### Requirements
Return the number of lines in which the word "MOTO" appears; add nothing else.

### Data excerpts
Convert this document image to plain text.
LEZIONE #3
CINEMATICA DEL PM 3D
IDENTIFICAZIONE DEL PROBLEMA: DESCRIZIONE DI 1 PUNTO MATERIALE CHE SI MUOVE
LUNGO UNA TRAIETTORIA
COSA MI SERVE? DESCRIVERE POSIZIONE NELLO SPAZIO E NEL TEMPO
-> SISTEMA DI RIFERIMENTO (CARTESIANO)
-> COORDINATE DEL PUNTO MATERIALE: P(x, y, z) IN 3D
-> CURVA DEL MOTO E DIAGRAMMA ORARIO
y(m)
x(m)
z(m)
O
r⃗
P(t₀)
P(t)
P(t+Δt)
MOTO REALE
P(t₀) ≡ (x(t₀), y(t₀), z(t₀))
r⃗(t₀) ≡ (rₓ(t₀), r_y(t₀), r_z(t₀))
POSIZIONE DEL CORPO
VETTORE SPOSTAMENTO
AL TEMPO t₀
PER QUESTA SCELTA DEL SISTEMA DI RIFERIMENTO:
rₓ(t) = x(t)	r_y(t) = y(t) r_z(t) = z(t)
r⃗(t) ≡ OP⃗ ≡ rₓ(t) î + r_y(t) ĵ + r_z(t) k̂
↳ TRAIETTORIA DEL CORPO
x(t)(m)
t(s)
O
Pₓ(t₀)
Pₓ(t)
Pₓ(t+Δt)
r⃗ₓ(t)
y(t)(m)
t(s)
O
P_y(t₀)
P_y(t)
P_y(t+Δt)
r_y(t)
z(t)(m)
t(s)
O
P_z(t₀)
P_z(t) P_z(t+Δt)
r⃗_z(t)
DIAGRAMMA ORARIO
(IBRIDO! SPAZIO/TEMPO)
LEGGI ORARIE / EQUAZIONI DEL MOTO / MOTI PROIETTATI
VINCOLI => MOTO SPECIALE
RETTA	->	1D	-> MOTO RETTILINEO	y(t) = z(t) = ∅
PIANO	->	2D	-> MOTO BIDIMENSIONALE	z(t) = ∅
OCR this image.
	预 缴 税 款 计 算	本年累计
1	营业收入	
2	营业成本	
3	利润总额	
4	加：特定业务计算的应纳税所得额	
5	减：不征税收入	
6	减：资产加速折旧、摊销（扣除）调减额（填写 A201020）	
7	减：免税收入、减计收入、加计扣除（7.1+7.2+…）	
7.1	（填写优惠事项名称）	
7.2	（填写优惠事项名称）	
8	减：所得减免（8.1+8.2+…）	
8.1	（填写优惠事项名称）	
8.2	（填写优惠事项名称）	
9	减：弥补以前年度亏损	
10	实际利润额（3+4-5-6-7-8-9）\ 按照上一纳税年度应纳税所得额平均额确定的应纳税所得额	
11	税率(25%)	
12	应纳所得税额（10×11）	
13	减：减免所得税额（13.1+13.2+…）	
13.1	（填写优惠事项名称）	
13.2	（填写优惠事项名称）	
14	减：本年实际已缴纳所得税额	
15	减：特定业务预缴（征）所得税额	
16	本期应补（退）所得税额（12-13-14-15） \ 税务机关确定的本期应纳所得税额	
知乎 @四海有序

### Answer for the task
6